§ **What is needed**
Each line below must be set down exactly; omit any image you find.

§ **Provided records**
start

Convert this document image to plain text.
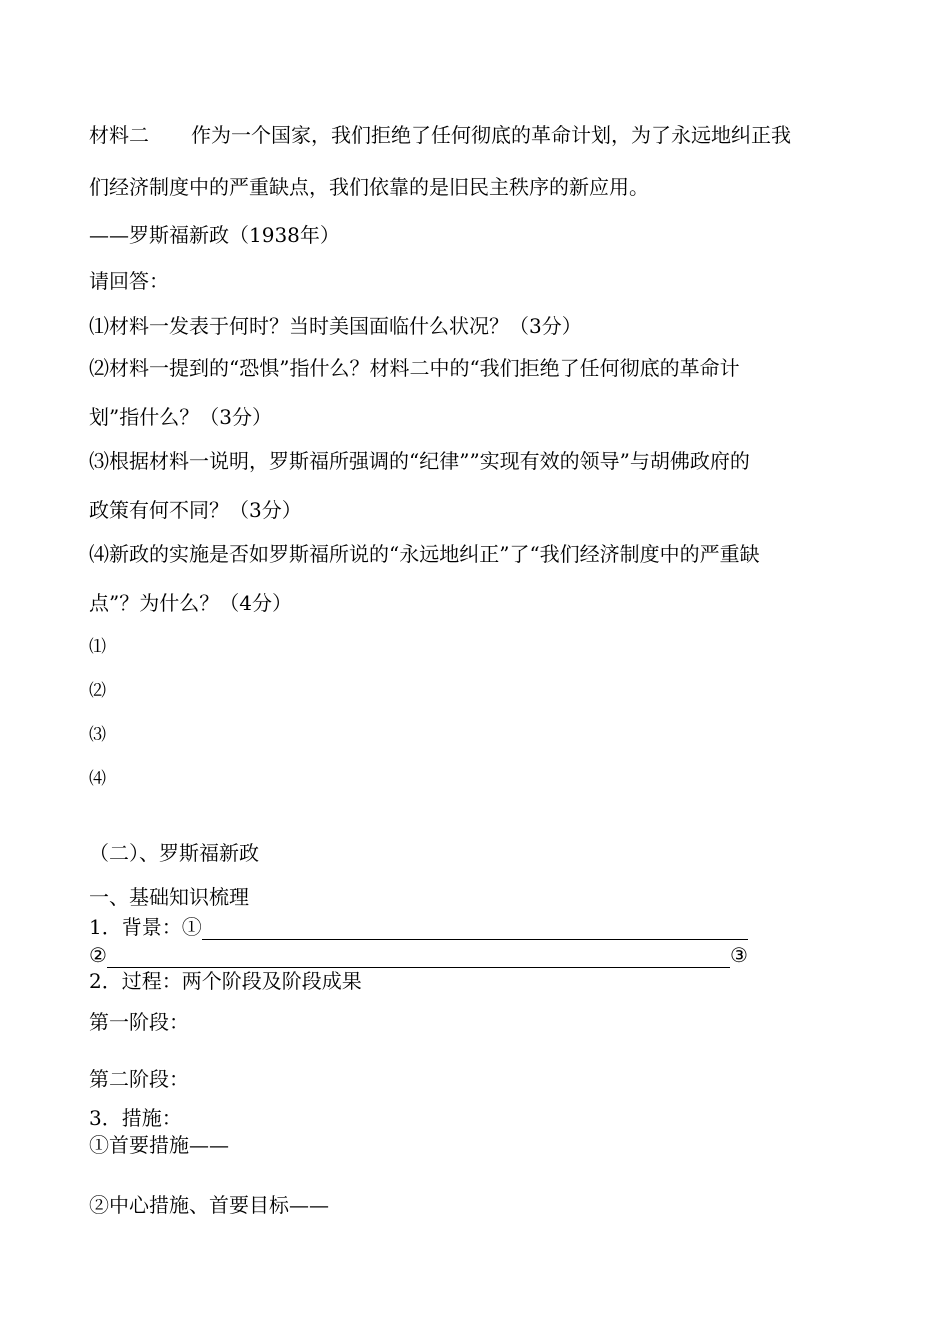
材料二 作为一个国家，我们拒绝了任何彻底的革命计划，为了永远地纠正我
们经济制度中的严重缺点，我们依靠的是旧民主秩序的新应用。
——罗斯福新政（1938年）
请回答：
⑴材料一发表于何时？当时美国面临什么状况？（3分）
⑵材料一提到的“恐惧”指什么？材料二中的“我们拒绝了任何彻底的革命计
划”指什么？（3分）
⑶根据材料一说明，罗斯福所强调的“纪律””实现有效的领导”与胡佛政府的
政策有何不同？（3分）
⑷新政的实施是否如罗斯福所说的“永远地纠正”了“我们经济制度中的严重缺
点”？为什么？（4分）
⑴
⑵
⑶
⑷
（二）、罗斯福新政
一、基础知识梳理
1．背景：①
②	③
2．过程：两个阶段及阶段成果
第一阶段：
第二阶段：
3．措施：
①首要措施——
②中心措施、首要目标——
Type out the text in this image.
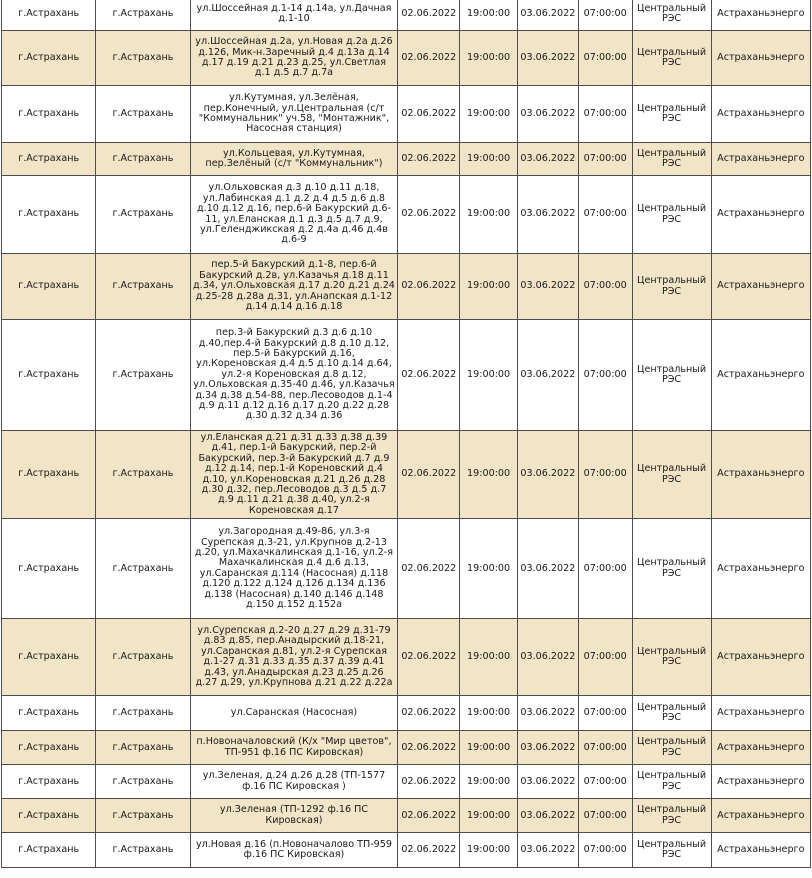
г.Астрахань	г.Астрахань	ул.Шоссейная д.1-14 д.14а, ул.Дачная д.1-10	02.06.2022	19:00:00	03.06.2022	07:00:00	Центральный РЭС	Астраханьэнерго
г.Астрахань	г.Астрахань	ул.Шоссейная д.2а, ул.Новая д.2а д.26 д.126, Мик-н.Заречный д.4 д.13а д.14 д.17 д.19 д.21 д.23 д.25, ул.Светлая д.1 д.5 д.7 д.7а	02.06.2022	19:00:00	03.06.2022	07:00:00	Центральный РЭС	Астраханьэнерго
г.Астрахань	г.Астрахань	ул.Кутумная, ул.Зелёная, пер.Конечный, ул.Центральная (с/т "Коммунальник" уч.58, "Монтажник", Насосная станция)	02.06.2022	19:00:00	03.06.2022	07:00:00	Центральный РЭС	Астраханьэнерго
г.Астрахань	г.Астрахань	ул.Кольцевая, ул.Кутумная, пер.Зелёный (с/т "Коммунальник")	02.06.2022	19:00:00	03.06.2022	07:00:00	Центральный РЭС	Астраханьэнерго
г.Астрахань	г.Астрахань	ул.Ольховская д.3 д.10 д.11 д.18, ул.Лабинская д.1 д.2 д.4 д.5 д.6 д.8 д.10 д.12 д.16, пер.6-й Бакурский д.6-11, ул.Еланская д.1 д.3 д.5 д.7 д.9, ул.Геленджикская д.2 д.4а д.46 д.4в д.6-9	02.06.2022	19:00:00	03.06.2022	07:00:00	Центральный РЭС	Астраханьэнерго
г.Астрахань	г.Астрахань	пер.5-й Бакурский д.1-8, пер.6-й Бакурский д.2в, ул.Казачья д.18 д.11 д.34, ул.Ольховская д.17 д.20 д.21 д.24 д.25-28 д.28а д.31, ул.Анапская д.1-12 д.14 д.14 д.16 д.18	02.06.2022	19:00:00	03.06.2022	07:00:00	Центральный РЭС	Астраханьэнерго
г.Астрахань	г.Астрахань	пер.3-й Бакурский д.3 д.6 д.10 д.40,пер.4-й Бакурский д.8 д.10 д.12, пер.5-й Бакурский д.16, ул.Кореновская д.4 д.5 д.10 д.14 д.64, ул.2-я Кореновская д.8 д.12, ул.Ольховская д.35-40 д.46, ул.Казачья д.34 д.38 д.54-88, пер.Лесоводов д.1-4 д.9 д.11 д.12 д.16 д.17 д.20 д.22 д.28 д.30 д.32 д.34 д.36	02.06.2022	19:00:00	03.06.2022	07:00:00	Центральный РЭС	Астраханьэнерго
г.Астрахань	г.Астрахань	ул.Еланская д.21 д.31 д.33 д.38 д.39 д.41, пер.1-й Бакурский, пер.2-й Бакурский, пер.3-й Бакурский д.7 д.9 д.12 д.14, пер.1-й Кореновский д.4 д.10, ул.Кореновская д.21 д.26 д.28 д.30 д.32, пер.Лесоводов д.3 д.5 д.7 д.9 д.11 д.21 д.38 д.40, ул.2-я Кореновская д.17	02.06.2022	19:00:00	03.06.2022	07:00:00	Центральный РЭС	Астраханьэнерго
г.Астрахань	г.Астрахань	ул.Загородная д.49-86, ул.3-я Сурепская д.3-21, ул.Крупнов д.2-13 д.20, ул.Махачкалинская д.1-16, ул.2-я Махачкалинская д.4 д.6 д.13, ул.Саранская д.114 (Насосная) д.118 д.120 д.122 д.124 д.126 д.134 д.136 д.138 (Насосная) д.140 д.146 д.148 д.150 д.152 д.152а	02.06.2022	19:00:00	03.06.2022	07:00:00	Центральный РЭС	Астраханьэнерго
г.Астрахань	г.Астрахань	ул.Сурепская д.2-20 д.27 д.29 д.31-79 д.83 д.85, пер.Анадырский д.18-21, ул.Саранская д.81, ул.2-я Сурепская д.1-27 д.31 д.33 д.35 д.37 д.39 д.41 д.43, ул.Анадырская д.23 д.25 д.26 д.27 д.29, ул.Крупнова д.21 д.22 д.22а	02.06.2022	19:00:00	03.06.2022	07:00:00	Центральный РЭС	Астраханьэнерго
г.Астрахань	г.Астрахань	ул.Саранская (Насосная)	02.06.2022	19:00:00	03.06.2022	07:00:00	Центральный РЭС	Астраханьэнерго
г.Астрахань	г.Астрахань	п.Новоначаловский (К/х "Мир цветов", ТП-951 ф.16 ПС Кировская)	02.06.2022	19:00:00	03.06.2022	07:00:00	Центральный РЭС	Астраханьэнерго
г.Астрахань	г.Астрахань	ул.Зеленая, д.24 д.26 д.28 (ТП-1577 ф.16 ПС Кировская )	02.06.2022	19:00:00	03.06.2022	07:00:00	Центральный РЭС	Астраханьэнерго
г.Астрахань	г.Астрахань	ул.Зеленая (ТП-1292 ф.16 ПС Кировская)	02.06.2022	19:00:00	03.06.2022	07:00:00	Центральный РЭС	Астраханьэнерго
г.Астрахань	г.Астрахань	ул.Новая д.16 (п.Новоначалово ТП-959 ф.16 ПС Кировская)	02.06.2022	19:00:00	03.06.2022	07:00:00	Центральный РЭС	Астраханьэнерго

end

§ **The result**
Convert this document image to plain text.
材料二 作为一个国家，我们拒绝了任何彻底的革命计划，为了永远地纠正我
们经济制度中的严重缺点，我们依靠的是旧民主秩序的新应用。
——罗斯福新政（1938年）
请回答：
⑴材料一发表于何时？当时美国面临什么状况？（3分）
⑵材料一提到的“恐惧”指什么？材料二中的“我们拒绝了任何彻底的革命计
划”指什么？（3分）
⑶根据材料一说明，罗斯福所强调的“纪律””实现有效的领导”与胡佛政府的
政策有何不同？（3分）
⑷新政的实施是否如罗斯福所说的“永远地纠正”了“我们经济制度中的严重缺
点”？为什么？（4分）
⑴
⑵
⑶
⑷
（二）、罗斯福新政
一、基础知识梳理
1．背景：①
②	③
2．过程：两个阶段及阶段成果
第一阶段：
第二阶段：
3．措施：
①首要措施——
②中心措施、首要目标——
Type out the text in this image.
г.Астрахань	г.Астрахань	ул.Шоссейная д.1-14 д.14а, ул.Дачная д.1-10	02.06.2022	19:00:00	03.06.2022	07:00:00	Центральный РЭС	Астраханьэнерго
г.Астрахань	г.Астрахань	ул.Шоссейная д.2а, ул.Новая д.2а д.26 д.126, Мик-н.Заречный д.4 д.13а д.14 д.17 д.19 д.21 д.23 д.25, ул.Светлая д.1 д.5 д.7 д.7а	02.06.2022	19:00:00	03.06.2022	07:00:00	Центральный РЭС	Астраханьэнерго
г.Астрахань	г.Астрахань	ул.Кутумная, ул.Зелёная, пер.Конечный, ул.Центральная (с/т "Коммунальник" уч.58, "Монтажник", Насосная станция)	02.06.2022	19:00:00	03.06.2022	07:00:00	Центральный РЭС	Астраханьэнерго
г.Астрахань	г.Астрахань	ул.Кольцевая, ул.Кутумная, пер.Зелёный (с/т "Коммунальник")	02.06.2022	19:00:00	03.06.2022	07:00:00	Центральный РЭС	Астраханьэнерго
г.Астрахань	г.Астрахань	ул.Ольховская д.3 д.10 д.11 д.18, ул.Лабинская д.1 д.2 д.4 д.5 д.6 д.8 д.10 д.12 д.16, пер.6-й Бакурский д.6-11, ул.Еланская д.1 д.3 д.5 д.7 д.9, ул.Геленджикская д.2 д.4а д.46 д.4в д.6-9	02.06.2022	19:00:00	03.06.2022	07:00:00	Центральный РЭС	Астраханьэнерго
г.Астрахань	г.Астрахань	пер.5-й Бакурский д.1-8, пер.6-й Бакурский д.2в, ул.Казачья д.18 д.11 д.34, ул.Ольховская д.17 д.20 д.21 д.24 д.25-28 д.28а д.31, ул.Анапская д.1-12 д.14 д.14 д.16 д.18	02.06.2022	19:00:00	03.06.2022	07:00:00	Центральный РЭС	Астраханьэнерго
г.Астрахань	г.Астрахань	пер.3-й Бакурский д.3 д.6 д.10 д.40,пер.4-й Бакурский д.8 д.10 д.12, пер.5-й Бакурский д.16, ул.Кореновская д.4 д.5 д.10 д.14 д.64, ул.2-я Кореновская д.8 д.12, ул.Ольховская д.35-40 д.46, ул.Казачья д.34 д.38 д.54-88, пер.Лесоводов д.1-4 д.9 д.11 д.12 д.16 д.17 д.20 д.22 д.28 д.30 д.32 д.34 д.36	02.06.2022	19:00:00	03.06.2022	07:00:00	Центральный РЭС	Астраханьэнерго
г.Астрахань	г.Астрахань	ул.Еланская д.21 д.31 д.33 д.38 д.39 д.41, пер.1-й Бакурский, пер.2-й Бакурский, пер.3-й Бакурский д.7 д.9 д.12 д.14, пер.1-й Кореновский д.4 д.10, ул.Кореновская д.21 д.26 д.28 д.30 д.32, пер.Лесоводов д.3 д.5 д.7 д.9 д.11 д.21 д.38 д.40, ул.2-я Кореновская д.17	02.06.2022	19:00:00	03.06.2022	07:00:00	Центральный РЭС	Астраханьэнерго
г.Астрахань	г.Астрахань	ул.Загородная д.49-86, ул.3-я Сурепская д.3-21, ул.Крупнов д.2-13 д.20, ул.Махачкалинская д.1-16, ул.2-я Махачкалинская д.4 д.6 д.13, ул.Саранская д.114 (Насосная) д.118 д.120 д.122 д.124 д.126 д.134 д.136 д.138 (Насосная) д.140 д.146 д.148 д.150 д.152 д.152а	02.06.2022	19:00:00	03.06.2022	07:00:00	Центральный РЭС	Астраханьэнерго
г.Астрахань	г.Астрахань	ул.Сурепская д.2-20 д.27 д.29 д.31-79 д.83 д.85, пер.Анадырский д.18-21, ул.Саранская д.81, ул.2-я Сурепская д.1-27 д.31 д.33 д.35 д.37 д.39 д.41 д.43, ул.Анадырская д.23 д.25 д.26 д.27 д.29, ул.Крупнова д.21 д.22 д.22а	02.06.2022	19:00:00	03.06.2022	07:00:00	Центральный РЭС	Астраханьэнерго
г.Астрахань	г.Астрахань	ул.Саранская (Насосная)	02.06.2022	19:00:00	03.06.2022	07:00:00	Центральный РЭС	Астраханьэнерго
г.Астрахань	г.Астрахань	п.Новоначаловский (К/х "Мир цветов", ТП-951 ф.16 ПС Кировская)	02.06.2022	19:00:00	03.06.2022	07:00:00	Центральный РЭС	Астраханьэнерго
г.Астрахань	г.Астрахань	ул.Зеленая, д.24 д.26 д.28 (ТП-1577 ф.16 ПС Кировская )	02.06.2022	19:00:00	03.06.2022	07:00:00	Центральный РЭС	Астраханьэнерго
г.Астрахань	г.Астрахань	ул.Зеленая (ТП-1292 ф.16 ПС Кировская)	02.06.2022	19:00:00	03.06.2022	07:00:00	Центральный РЭС	Астраханьэнерго
г.Астрахань	г.Астрахань	ул.Новая д.16 (п.Новоначалово ТП-959 ф.16 ПС Кировская)	02.06.2022	19:00:00	03.06.2022	07:00:00	Центральный РЭС	Астраханьэнерго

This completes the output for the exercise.